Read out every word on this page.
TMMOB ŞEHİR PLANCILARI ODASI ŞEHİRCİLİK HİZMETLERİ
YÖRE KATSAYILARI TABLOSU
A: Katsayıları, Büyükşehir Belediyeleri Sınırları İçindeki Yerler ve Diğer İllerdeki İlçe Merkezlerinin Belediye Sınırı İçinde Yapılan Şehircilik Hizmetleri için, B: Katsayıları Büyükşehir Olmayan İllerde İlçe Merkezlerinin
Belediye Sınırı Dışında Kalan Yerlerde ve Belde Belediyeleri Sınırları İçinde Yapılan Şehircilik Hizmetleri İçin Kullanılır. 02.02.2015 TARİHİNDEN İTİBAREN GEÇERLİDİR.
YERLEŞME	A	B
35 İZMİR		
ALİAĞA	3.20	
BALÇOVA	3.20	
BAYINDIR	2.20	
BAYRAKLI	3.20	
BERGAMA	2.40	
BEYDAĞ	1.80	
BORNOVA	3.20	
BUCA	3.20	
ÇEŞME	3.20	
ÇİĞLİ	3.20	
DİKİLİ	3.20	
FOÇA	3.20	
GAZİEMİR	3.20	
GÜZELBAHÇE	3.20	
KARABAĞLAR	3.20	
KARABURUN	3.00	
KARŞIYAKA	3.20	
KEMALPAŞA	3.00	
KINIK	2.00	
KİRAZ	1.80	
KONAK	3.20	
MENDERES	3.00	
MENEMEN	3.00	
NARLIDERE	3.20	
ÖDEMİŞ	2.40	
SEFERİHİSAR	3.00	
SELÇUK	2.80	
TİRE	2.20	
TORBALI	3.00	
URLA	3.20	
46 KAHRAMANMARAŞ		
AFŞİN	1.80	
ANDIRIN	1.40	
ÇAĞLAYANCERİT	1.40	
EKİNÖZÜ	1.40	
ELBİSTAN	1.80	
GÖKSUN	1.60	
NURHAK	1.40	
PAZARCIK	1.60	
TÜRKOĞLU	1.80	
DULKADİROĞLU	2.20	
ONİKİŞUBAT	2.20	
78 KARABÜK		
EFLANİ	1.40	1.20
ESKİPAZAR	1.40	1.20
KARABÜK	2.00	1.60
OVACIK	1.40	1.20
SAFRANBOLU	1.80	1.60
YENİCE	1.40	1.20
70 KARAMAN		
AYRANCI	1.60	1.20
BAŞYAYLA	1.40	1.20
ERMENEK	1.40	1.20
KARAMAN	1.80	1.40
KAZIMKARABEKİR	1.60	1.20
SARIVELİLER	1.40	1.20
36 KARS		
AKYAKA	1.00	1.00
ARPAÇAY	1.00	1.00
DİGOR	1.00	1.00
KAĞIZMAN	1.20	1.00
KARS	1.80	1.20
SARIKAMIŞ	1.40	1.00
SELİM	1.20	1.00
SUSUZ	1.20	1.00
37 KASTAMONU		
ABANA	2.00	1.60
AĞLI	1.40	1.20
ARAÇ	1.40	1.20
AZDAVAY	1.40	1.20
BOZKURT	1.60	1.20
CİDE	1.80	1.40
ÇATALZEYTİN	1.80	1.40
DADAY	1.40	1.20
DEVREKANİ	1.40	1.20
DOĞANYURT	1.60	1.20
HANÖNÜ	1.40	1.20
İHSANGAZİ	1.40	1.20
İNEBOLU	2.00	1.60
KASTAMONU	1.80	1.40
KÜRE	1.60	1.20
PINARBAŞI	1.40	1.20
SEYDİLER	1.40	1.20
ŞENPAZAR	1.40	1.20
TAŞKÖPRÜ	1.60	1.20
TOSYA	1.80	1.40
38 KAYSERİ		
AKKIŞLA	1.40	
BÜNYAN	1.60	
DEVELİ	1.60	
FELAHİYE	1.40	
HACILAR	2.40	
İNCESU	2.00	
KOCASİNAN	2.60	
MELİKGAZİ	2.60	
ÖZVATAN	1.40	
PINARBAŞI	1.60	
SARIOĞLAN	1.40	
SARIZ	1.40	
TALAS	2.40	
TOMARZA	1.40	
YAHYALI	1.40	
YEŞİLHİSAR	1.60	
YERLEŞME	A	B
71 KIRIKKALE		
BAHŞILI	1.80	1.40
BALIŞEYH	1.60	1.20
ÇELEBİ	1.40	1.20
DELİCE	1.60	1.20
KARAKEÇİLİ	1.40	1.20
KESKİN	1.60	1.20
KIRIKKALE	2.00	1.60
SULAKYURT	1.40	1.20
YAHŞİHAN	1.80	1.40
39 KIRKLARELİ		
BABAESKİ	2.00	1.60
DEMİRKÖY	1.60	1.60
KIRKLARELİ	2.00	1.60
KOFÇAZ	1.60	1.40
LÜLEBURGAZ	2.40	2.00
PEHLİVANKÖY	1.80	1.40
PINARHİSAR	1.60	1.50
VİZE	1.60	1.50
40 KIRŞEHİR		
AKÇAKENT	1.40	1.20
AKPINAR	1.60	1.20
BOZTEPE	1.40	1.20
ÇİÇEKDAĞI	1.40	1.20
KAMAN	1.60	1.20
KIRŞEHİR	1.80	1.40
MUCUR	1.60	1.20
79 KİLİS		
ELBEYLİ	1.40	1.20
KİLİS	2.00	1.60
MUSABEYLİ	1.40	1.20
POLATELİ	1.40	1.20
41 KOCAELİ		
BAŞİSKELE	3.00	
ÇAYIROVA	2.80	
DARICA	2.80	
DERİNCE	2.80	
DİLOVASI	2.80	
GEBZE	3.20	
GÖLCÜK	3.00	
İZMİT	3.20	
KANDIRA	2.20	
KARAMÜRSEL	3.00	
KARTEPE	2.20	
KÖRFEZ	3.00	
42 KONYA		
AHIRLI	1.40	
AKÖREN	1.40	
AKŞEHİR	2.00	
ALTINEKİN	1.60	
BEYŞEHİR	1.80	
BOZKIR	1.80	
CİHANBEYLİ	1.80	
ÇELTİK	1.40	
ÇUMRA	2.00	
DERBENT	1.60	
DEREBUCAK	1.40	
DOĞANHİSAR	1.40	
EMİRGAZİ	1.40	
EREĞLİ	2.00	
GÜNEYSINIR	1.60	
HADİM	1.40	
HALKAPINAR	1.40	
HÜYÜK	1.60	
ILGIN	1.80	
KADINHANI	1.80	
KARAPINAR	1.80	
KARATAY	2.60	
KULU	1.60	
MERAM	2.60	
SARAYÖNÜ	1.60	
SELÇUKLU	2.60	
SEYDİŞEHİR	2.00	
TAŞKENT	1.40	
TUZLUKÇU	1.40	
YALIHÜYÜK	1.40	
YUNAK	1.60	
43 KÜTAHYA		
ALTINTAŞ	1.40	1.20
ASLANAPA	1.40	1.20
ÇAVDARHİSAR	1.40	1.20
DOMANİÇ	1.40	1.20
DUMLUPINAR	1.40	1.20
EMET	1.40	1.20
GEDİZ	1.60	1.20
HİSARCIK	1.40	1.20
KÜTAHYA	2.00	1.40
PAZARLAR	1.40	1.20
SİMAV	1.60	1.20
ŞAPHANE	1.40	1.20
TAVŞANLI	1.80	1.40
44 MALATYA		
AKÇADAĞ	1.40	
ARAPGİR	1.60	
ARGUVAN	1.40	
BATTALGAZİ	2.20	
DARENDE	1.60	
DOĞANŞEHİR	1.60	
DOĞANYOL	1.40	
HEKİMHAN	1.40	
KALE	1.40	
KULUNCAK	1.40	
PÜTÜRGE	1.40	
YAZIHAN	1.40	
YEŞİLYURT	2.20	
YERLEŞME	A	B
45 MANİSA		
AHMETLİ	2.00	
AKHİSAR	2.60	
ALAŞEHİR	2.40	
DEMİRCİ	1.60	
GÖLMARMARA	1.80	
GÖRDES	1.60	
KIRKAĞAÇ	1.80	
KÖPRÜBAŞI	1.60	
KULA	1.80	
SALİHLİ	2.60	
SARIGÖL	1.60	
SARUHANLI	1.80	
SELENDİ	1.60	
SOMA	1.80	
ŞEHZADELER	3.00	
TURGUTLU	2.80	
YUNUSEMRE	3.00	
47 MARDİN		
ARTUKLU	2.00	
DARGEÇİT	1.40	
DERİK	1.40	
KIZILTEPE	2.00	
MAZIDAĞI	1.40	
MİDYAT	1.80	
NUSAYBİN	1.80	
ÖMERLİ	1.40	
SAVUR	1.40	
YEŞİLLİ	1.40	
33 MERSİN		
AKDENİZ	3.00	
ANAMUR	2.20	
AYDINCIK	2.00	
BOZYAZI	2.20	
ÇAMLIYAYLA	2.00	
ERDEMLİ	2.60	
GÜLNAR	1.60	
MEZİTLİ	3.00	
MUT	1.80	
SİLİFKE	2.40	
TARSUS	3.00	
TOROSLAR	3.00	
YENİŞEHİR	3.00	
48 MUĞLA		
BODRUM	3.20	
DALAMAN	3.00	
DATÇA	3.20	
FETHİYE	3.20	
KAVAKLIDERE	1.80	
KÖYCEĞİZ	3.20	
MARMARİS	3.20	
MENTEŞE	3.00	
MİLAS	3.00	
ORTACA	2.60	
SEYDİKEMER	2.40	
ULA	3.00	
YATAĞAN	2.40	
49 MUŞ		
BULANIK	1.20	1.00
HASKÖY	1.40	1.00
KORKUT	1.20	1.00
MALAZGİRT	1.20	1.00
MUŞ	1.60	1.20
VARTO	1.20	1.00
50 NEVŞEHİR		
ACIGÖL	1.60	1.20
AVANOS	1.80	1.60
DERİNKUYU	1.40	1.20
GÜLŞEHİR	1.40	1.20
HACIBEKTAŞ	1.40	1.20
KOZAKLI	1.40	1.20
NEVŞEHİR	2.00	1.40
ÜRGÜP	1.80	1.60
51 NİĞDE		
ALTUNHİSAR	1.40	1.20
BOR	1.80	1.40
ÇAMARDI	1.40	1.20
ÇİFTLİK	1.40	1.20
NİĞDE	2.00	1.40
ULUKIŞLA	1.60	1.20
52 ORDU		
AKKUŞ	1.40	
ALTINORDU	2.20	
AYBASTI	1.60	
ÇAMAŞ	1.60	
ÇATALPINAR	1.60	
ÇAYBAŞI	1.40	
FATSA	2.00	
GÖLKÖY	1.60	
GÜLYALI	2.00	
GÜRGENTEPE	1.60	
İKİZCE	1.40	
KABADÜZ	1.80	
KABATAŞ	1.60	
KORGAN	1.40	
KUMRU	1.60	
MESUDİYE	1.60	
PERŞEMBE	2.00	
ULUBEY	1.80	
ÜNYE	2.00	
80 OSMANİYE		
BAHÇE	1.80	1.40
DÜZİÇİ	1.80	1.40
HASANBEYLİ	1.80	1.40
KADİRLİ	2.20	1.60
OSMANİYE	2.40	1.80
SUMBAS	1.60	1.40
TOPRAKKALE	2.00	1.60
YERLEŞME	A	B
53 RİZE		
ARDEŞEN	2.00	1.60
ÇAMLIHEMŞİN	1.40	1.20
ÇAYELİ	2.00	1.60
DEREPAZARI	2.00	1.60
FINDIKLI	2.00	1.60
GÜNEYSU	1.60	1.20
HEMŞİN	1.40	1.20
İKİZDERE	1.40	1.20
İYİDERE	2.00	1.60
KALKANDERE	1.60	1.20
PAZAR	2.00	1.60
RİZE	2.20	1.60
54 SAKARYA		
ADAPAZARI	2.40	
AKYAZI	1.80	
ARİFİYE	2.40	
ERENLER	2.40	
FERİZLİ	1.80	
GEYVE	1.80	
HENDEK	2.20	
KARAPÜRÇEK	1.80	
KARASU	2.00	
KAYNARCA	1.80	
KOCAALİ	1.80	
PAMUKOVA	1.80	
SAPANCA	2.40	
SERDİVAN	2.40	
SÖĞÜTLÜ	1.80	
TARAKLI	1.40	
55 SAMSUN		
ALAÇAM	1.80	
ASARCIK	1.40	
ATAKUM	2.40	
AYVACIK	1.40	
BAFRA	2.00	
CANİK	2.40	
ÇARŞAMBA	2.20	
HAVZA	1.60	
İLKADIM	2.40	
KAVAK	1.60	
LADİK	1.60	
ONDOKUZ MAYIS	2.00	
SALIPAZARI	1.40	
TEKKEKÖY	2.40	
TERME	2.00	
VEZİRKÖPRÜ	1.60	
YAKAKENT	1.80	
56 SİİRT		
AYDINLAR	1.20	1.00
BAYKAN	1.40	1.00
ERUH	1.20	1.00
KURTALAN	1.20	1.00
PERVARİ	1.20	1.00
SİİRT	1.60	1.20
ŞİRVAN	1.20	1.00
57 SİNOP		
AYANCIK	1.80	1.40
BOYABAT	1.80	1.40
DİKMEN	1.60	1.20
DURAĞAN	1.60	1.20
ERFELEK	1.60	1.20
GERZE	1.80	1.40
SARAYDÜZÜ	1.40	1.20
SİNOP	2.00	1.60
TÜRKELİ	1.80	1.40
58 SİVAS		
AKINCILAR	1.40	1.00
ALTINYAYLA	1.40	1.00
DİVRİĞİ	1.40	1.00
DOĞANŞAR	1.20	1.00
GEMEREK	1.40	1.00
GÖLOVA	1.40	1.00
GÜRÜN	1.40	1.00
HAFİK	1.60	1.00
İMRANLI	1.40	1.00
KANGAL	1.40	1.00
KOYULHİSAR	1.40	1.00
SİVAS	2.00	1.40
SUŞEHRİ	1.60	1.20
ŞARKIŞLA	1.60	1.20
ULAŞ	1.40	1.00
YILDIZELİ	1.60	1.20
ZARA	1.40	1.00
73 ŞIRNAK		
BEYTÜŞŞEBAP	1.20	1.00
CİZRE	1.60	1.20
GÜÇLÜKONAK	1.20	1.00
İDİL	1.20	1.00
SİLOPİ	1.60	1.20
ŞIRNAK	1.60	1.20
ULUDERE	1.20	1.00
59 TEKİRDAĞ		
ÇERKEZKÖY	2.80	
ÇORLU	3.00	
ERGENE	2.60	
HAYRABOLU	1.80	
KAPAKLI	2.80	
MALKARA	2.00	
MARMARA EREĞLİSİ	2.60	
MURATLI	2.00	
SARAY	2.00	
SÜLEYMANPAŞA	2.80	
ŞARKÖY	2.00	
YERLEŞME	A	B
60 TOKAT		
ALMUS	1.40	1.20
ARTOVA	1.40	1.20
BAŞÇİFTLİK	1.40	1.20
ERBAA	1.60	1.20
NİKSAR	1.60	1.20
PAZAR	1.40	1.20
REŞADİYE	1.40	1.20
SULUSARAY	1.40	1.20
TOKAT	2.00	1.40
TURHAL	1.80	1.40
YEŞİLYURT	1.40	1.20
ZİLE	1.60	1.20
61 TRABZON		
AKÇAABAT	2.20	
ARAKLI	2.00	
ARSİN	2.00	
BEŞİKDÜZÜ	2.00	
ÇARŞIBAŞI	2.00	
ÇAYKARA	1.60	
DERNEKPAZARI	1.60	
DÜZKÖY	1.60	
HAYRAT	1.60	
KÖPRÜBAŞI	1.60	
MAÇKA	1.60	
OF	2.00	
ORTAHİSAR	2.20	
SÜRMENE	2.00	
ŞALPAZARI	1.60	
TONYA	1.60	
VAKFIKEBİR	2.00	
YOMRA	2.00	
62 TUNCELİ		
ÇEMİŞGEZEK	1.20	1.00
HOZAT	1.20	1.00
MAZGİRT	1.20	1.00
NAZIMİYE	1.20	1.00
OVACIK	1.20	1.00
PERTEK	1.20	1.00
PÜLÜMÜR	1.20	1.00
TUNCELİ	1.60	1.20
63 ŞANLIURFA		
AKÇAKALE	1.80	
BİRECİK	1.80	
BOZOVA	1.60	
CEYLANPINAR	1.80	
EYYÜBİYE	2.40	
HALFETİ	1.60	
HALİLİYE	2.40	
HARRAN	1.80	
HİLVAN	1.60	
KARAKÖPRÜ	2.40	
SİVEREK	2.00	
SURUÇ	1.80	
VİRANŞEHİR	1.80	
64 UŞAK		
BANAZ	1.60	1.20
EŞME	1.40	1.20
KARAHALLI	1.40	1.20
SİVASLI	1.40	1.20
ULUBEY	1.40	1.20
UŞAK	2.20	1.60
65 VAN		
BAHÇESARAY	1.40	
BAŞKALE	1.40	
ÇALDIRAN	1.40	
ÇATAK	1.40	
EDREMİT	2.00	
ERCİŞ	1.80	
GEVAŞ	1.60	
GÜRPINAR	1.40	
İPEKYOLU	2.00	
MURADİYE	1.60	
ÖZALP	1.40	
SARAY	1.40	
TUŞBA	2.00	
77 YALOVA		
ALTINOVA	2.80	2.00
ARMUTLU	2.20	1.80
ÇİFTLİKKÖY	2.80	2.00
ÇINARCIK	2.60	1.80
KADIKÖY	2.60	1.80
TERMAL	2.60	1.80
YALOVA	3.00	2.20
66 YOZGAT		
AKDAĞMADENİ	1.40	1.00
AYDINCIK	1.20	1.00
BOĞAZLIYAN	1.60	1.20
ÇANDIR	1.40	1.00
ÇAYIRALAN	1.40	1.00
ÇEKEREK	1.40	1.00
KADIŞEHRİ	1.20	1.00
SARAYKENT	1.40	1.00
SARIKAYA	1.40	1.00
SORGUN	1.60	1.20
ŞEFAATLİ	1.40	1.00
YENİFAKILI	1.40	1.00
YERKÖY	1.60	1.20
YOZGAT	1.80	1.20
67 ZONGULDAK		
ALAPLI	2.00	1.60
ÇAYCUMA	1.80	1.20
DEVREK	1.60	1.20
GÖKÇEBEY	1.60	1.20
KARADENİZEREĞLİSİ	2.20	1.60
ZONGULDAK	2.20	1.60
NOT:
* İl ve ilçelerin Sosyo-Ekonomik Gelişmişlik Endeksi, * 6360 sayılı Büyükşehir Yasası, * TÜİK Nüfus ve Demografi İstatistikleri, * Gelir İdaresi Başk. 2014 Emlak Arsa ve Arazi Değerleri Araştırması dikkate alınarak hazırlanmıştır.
◆ ◆ ◆ ◆
## Stated exercise
Reproduce every line from the entries that holds the word "Sınırları".

## Written response
A: Katsayıları, Büyükşehir Belediyeleri Sınırları İçindeki Yerler ve Diğer İllerdeki İlçe Merkezlerinin Belediye Sınırı İçinde Yapılan Şehircilik Hizmetleri için, B: Katsayıları Büyükşehir Olmayan İllerde İlçe Merkezlerinin
Belediye Sınırı Dışında Kalan Yerlerde ve Belde Belediyeleri Sınırları İçinde Yapılan Şehircilik Hizmetleri İçin Kullanılır. 02.02.2015 TARİHİNDEN İTİBAREN GEÇERLİDİR.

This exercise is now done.